→ **EXERCISE BRIEF**
Write out every line of the material exactly as it appears.

Figure record extracts
━━━━━━━━━━━━━━━━
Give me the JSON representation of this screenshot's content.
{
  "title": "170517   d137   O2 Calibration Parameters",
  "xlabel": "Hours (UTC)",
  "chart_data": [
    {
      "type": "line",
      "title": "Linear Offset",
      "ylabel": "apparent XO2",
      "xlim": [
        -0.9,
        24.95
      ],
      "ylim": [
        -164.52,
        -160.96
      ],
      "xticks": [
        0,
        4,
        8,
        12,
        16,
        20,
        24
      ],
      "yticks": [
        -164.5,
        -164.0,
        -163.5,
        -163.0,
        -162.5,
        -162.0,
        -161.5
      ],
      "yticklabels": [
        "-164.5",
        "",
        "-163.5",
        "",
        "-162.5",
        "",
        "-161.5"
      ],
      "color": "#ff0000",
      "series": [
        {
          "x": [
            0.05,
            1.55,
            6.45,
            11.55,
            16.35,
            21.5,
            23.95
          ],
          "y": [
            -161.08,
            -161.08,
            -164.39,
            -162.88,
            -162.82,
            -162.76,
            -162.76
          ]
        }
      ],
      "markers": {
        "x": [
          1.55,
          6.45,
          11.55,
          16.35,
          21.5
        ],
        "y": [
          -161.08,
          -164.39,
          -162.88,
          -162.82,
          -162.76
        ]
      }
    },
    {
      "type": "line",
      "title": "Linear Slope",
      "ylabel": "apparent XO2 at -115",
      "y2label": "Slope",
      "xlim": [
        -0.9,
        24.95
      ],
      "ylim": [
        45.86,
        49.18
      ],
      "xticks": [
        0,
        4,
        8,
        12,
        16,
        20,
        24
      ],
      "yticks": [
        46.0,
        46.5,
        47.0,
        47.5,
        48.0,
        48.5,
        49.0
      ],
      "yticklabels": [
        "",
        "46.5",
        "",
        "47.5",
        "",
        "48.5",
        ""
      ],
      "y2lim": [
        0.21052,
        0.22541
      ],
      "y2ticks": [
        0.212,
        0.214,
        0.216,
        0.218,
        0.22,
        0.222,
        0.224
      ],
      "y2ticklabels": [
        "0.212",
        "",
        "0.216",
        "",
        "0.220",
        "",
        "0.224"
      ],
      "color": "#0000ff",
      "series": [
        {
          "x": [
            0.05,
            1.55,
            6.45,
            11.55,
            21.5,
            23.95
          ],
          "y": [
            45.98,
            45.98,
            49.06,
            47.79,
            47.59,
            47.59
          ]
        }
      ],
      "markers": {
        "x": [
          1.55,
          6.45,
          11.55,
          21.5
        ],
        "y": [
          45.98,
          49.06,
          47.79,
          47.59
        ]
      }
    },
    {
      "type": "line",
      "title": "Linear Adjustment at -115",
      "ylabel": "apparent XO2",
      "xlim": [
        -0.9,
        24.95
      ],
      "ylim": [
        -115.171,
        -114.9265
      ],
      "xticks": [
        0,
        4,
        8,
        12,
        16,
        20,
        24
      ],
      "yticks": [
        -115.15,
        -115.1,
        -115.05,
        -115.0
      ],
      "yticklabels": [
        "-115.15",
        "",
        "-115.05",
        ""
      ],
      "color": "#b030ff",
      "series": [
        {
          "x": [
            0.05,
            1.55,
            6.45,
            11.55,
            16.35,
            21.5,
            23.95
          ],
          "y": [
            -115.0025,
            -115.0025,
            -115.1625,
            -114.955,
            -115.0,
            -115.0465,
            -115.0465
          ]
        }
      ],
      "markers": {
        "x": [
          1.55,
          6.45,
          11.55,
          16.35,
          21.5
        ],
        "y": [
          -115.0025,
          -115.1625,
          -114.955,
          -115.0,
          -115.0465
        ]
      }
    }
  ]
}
━━━━━━━━━━━━━━━━
→ **EXPECTED ANSWER**
Give me the JSON representation of this screenshot's content.
{
  "title": "170517   d137   O2 Calibration Parameters",
  "xlabel": "Hours (UTC)",
  "chart_data": [
    {
      "type": "line",
      "title": "Linear Offset",
      "ylabel": "apparent XO2",
      "xlim": [
        -0.9,
        24.95
      ],
      "ylim": [
        -164.52,
        -160.96
      ],
      "xticks": [
        0,
        4,
        8,
        12,
        16,
        20,
        24
      ],
      "yticks": [
        -164.5,
        -164.0,
        -163.5,
        -163.0,
        -162.5,
        -162.0,
        -161.5
      ],
      "yticklabels": [
        "-164.5",
        "",
        "-163.5",
        "",
        "-162.5",
        "",
        "-161.5"
      ],
      "color": "#ff0000",
      "series": [
        {
          "x": [
            0.05,
            1.55,
            6.45,
            11.55,
            16.35,
            21.5,
            23.95
          ],
          "y": [
            -161.08,
            -161.08,
            -164.39,
            -162.88,
            -162.82,
            -162.76,
            -162.76
          ]
        }
      ],
      "markers": {
        "x": [
          1.55,
          6.45,
          11.55,
          16.35,
          21.5
        ],
        "y": [
          -161.08,
          -164.39,
          -162.88,
          -162.82,
          -162.76
        ]
      }
    },
    {
      "type": "line",
      "title": "Linear Slope",
      "ylabel": "apparent XO2 at -115",
      "y2label": "Slope",
      "xlim": [
        -0.9,
        24.95
      ],
      "ylim": [
        45.86,
        49.18
      ],
      "xticks": [
        0,
        4,
        8,
        12,
        16,
        20,
        24
      ],
      "yticks": [
        46.0,
        46.5,
        47.0,
        47.5,
        48.0,
        48.5,
        49.0
      ],
      "yticklabels": [
        "",
        "46.5",
        "",
        "47.5",
        "",
        "48.5",
        ""
      ],
      "y2lim": [
        0.21052,
        0.22541
      ],
      "y2ticks": [
        0.212,
        0.214,
        0.216,
        0.218,
        0.22,
        0.222,
        0.224
      ],
      "y2ticklabels": [
        "0.212",
        "",
        "0.216",
        "",
        "0.220",
        "",
        "0.224"
      ],
      "color": "#0000ff",
      "series": [
        {
          "x": [
            0.05,
            1.55,
            6.45,
            11.55,
            21.5,
            23.95
          ],
          "y": [
            45.98,
            45.98,
            49.06,
            47.79,
            47.59,
            47.59
          ]
        }
      ],
      "markers": {
        "x": [
          1.55,
          6.45,
          11.55,
          21.5
        ],
        "y": [
          45.98,
          49.06,
          47.79,
          47.59
        ]
      }
    },
    {
      "type": "line",
      "title": "Linear Adjustment at -115",
      "ylabel": "apparent XO2",
      "xlim": [
        -0.9,
        24.95
      ],
      "ylim": [
        -115.171,
        -114.9265
      ],
      "xticks": [
        0,
        4,
        8,
        12,
        16,
        20,
        24
      ],
      "yticks": [
        -115.15,
        -115.1,
        -115.05,
        -115.0
      ],
      "yticklabels": [
        "-115.15",
        "",
        "-115.05",
        ""
      ],
      "color": "#b030ff",
      "series": [
        {
          "x": [
            0.05,
            1.55,
            6.45,
            11.55,
            16.35,
            21.5,
            23.95
          ],
          "y": [
            -115.0025,
            -115.0025,
            -115.1625,
            -114.955,
            -115.0,
            -115.0465,
            -115.0465
          ]
        }
      ],
      "markers": {
        "x": [
          1.55,
          6.45,
          11.55,
          16.35,
          21.5
        ],
        "y": [
          -115.0025,
          -115.1625,
          -114.955,
          -115.0,
          -115.0465
        ]
      }
    }
  ]
}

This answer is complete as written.